» What the task requires
Go through the records underneath and write each one out again exactly.

» Dataset rows about figures

▬▬▬

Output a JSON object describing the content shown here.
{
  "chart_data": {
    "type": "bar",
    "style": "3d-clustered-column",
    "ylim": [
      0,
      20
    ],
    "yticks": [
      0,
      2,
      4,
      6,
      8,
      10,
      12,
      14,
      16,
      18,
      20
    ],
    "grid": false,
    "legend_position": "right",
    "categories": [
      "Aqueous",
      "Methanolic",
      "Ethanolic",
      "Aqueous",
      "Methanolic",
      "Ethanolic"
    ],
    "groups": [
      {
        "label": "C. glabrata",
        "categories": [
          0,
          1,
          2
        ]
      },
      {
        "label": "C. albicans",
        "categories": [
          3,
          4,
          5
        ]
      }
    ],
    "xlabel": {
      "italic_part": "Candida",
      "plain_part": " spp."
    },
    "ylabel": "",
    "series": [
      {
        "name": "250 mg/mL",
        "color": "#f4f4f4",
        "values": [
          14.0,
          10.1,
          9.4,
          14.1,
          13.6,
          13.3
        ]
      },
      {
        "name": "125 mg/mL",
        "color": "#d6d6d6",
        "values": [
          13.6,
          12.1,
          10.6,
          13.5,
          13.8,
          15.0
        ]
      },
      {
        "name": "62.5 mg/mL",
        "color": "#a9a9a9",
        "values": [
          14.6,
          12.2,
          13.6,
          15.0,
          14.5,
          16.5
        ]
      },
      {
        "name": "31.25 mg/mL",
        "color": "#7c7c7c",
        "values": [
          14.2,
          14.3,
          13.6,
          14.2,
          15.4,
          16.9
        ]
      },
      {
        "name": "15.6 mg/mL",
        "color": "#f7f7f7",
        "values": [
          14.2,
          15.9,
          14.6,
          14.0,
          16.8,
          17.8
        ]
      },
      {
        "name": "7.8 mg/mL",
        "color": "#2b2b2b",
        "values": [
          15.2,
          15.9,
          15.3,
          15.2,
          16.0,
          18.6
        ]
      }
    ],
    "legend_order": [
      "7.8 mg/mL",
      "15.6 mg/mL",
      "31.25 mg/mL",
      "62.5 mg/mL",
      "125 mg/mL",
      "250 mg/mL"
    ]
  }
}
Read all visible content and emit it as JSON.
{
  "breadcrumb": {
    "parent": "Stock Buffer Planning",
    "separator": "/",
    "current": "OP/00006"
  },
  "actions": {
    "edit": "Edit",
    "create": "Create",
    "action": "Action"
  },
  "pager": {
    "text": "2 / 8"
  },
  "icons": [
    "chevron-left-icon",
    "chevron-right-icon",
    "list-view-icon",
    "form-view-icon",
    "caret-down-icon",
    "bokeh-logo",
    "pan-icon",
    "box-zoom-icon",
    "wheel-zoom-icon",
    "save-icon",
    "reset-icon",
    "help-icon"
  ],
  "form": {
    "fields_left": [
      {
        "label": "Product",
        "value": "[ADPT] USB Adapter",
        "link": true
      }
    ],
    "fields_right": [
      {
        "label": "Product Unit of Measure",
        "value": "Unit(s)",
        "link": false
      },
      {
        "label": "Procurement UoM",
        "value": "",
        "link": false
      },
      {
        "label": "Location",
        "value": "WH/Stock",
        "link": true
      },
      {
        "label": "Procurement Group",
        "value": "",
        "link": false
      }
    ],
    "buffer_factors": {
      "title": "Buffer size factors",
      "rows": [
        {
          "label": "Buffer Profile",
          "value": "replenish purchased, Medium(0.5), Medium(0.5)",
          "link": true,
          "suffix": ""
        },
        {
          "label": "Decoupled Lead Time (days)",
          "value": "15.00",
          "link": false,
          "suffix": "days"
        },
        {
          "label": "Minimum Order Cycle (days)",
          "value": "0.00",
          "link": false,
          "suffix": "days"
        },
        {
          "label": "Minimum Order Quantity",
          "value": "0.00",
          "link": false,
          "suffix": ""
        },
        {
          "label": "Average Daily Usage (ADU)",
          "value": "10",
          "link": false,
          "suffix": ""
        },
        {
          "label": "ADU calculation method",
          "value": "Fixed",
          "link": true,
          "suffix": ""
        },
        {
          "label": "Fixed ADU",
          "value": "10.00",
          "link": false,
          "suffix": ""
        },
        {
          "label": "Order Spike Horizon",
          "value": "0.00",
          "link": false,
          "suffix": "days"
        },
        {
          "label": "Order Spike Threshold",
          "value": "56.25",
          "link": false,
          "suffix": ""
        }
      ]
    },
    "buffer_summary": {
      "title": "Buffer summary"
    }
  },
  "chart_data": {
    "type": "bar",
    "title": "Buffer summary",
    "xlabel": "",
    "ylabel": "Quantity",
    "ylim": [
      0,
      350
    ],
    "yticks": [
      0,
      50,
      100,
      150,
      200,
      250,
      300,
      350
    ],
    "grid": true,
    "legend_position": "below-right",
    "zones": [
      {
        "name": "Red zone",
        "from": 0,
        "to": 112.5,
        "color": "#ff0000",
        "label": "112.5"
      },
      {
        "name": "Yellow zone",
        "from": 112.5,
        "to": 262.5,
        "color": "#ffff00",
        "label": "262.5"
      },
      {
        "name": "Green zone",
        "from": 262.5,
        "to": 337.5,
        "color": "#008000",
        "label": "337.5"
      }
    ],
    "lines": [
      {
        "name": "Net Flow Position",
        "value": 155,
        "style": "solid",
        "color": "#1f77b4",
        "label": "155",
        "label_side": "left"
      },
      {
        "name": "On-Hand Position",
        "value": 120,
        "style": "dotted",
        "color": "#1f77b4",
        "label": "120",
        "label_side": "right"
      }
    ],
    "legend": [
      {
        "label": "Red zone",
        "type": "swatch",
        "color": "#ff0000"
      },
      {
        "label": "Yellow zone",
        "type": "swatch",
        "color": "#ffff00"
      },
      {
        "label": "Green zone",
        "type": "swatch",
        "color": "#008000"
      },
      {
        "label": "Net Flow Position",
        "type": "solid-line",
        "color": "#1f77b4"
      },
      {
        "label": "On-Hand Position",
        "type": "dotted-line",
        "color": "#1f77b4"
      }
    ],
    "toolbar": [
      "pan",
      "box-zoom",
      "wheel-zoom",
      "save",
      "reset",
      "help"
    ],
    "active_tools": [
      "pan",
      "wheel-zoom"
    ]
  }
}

▬▬▬

» Right answer
Output a JSON object describing the content shown here.
{
  "chart_data": {
    "type": "bar",
    "style": "3d-clustered-column",
    "ylim": [
      0,
      20
    ],
    "yticks": [
      0,
      2,
      4,
      6,
      8,
      10,
      12,
      14,
      16,
      18,
      20
    ],
    "grid": false,
    "legend_position": "right",
    "categories": [
      "Aqueous",
      "Methanolic",
      "Ethanolic",
      "Aqueous",
      "Methanolic",
      "Ethanolic"
    ],
    "groups": [
      {
        "label": "C. glabrata",
        "categories": [
          0,
          1,
          2
        ]
      },
      {
        "label": "C. albicans",
        "categories": [
          3,
          4,
          5
        ]
      }
    ],
    "xlabel": {
      "italic_part": "Candida",
      "plain_part": " spp."
    },
    "ylabel": "",
    "series": [
      {
        "name": "250 mg/mL",
        "color": "#f4f4f4",
        "values": [
          14.0,
          10.1,
          9.4,
          14.1,
          13.6,
          13.3
        ]
      },
      {
        "name": "125 mg/mL",
        "color": "#d6d6d6",
        "values": [
          13.6,
          12.1,
          10.6,
          13.5,
          13.8,
          15.0
        ]
      },
      {
        "name": "62.5 mg/mL",
        "color": "#a9a9a9",
        "values": [
          14.6,
          12.2,
          13.6,
          15.0,
          14.5,
          16.5
        ]
      },
      {
        "name": "31.25 mg/mL",
        "color": "#7c7c7c",
        "values": [
          14.2,
          14.3,
          13.6,
          14.2,
          15.4,
          16.9
        ]
      },
      {
        "name": "15.6 mg/mL",
        "color": "#f7f7f7",
        "values": [
          14.2,
          15.9,
          14.6,
          14.0,
          16.8,
          17.8
        ]
      },
      {
        "name": "7.8 mg/mL",
        "color": "#2b2b2b",
        "values": [
          15.2,
          15.9,
          15.3,
          15.2,
          16.0,
          18.6
        ]
      }
    ],
    "legend_order": [
      "7.8 mg/mL",
      "15.6 mg/mL",
      "31.25 mg/mL",
      "62.5 mg/mL",
      "125 mg/mL",
      "250 mg/mL"
    ]
  }
}
Read all visible content and emit it as JSON.
{
  "breadcrumb": {
    "parent": "Stock Buffer Planning",
    "separator": "/",
    "current": "OP/00006"
  },
  "actions": {
    "edit": "Edit",
    "create": "Create",
    "action": "Action"
  },
  "pager": {
    "text": "2 / 8"
  },
  "icons": [
    "chevron-left-icon",
    "chevron-right-icon",
    "list-view-icon",
    "form-view-icon",
    "caret-down-icon",
    "bokeh-logo",
    "pan-icon",
    "box-zoom-icon",
    "wheel-zoom-icon",
    "save-icon",
    "reset-icon",
    "help-icon"
  ],
  "form": {
    "fields_left": [
      {
        "label": "Product",
        "value": "[ADPT] USB Adapter",
        "link": true
      }
    ],
    "fields_right": [
      {
        "label": "Product Unit of Measure",
        "value": "Unit(s)",
        "link": false
      },
      {
        "label": "Procurement UoM",
        "value": "",
        "link": false
      },
      {
        "label": "Location",
        "value": "WH/Stock",
        "link": true
      },
      {
        "label": "Procurement Group",
        "value": "",
        "link": false
      }
    ],
    "buffer_factors": {
      "title": "Buffer size factors",
      "rows": [
        {
          "label": "Buffer Profile",
          "value": "replenish purchased, Medium(0.5), Medium(0.5)",
          "link": true,
          "suffix": ""
        },
        {
          "label": "Decoupled Lead Time (days)",
          "value": "15.00",
          "link": false,
          "suffix": "days"
        },
        {
          "label": "Minimum Order Cycle (days)",
          "value": "0.00",
          "link": false,
          "suffix": "days"
        },
        {
          "label": "Minimum Order Quantity",
          "value": "0.00",
          "link": false,
          "suffix": ""
        },
        {
          "label": "Average Daily Usage (ADU)",
          "value": "10",
          "link": false,
          "suffix": ""
        },
        {
          "label": "ADU calculation method",
          "value": "Fixed",
          "link": true,
          "suffix": ""
        },
        {
          "label": "Fixed ADU",
          "value": "10.00",
          "link": false,
          "suffix": ""
        },
        {
          "label": "Order Spike Horizon",
          "value": "0.00",
          "link": false,
          "suffix": "days"
        },
        {
          "label": "Order Spike Threshold",
          "value": "56.25",
          "link": false,
          "suffix": ""
        }
      ]
    },
    "buffer_summary": {
      "title": "Buffer summary"
    }
  },
  "chart_data": {
    "type": "bar",
    "title": "Buffer summary",
    "xlabel": "",
    "ylabel": "Quantity",
    "ylim": [
      0,
      350
    ],
    "yticks": [
      0,
      50,
      100,
      150,
      200,
      250,
      300,
      350
    ],
    "grid": true,
    "legend_position": "below-right",
    "zones": [
      {
        "name": "Red zone",
        "from": 0,
        "to": 112.5,
        "color": "#ff0000",
        "label": "112.5"
      },
      {
        "name": "Yellow zone",
        "from": 112.5,
        "to": 262.5,
        "color": "#ffff00",
        "label": "262.5"
      },
      {
        "name": "Green zone",
        "from": 262.5,
        "to": 337.5,
        "color": "#008000",
        "label": "337.5"
      }
    ],
    "lines": [
      {
        "name": "Net Flow Position",
        "value": 155,
        "style": "solid",
        "color": "#1f77b4",
        "label": "155",
        "label_side": "left"
      },
      {
        "name": "On-Hand Position",
        "value": 120,
        "style": "dotted",
        "color": "#1f77b4",
        "label": "120",
        "label_side": "right"
      }
    ],
    "legend": [
      {
        "label": "Red zone",
        "type": "swatch",
        "color": "#ff0000"
      },
      {
        "label": "Yellow zone",
        "type": "swatch",
        "color": "#ffff00"
      },
      {
        "label": "Green zone",
        "type": "swatch",
        "color": "#008000"
      },
      {
        "label": "Net Flow Position",
        "type": "solid-line",
        "color": "#1f77b4"
      },
      {
        "label": "On-Hand Position",
        "type": "dotted-line",
        "color": "#1f77b4"
      }
    ],
    "toolbar": [
      "pan",
      "box-zoom",
      "wheel-zoom",
      "save",
      "reset",
      "help"
    ],
    "active_tools": [
      "pan",
      "wheel-zoom"
    ]
  }
}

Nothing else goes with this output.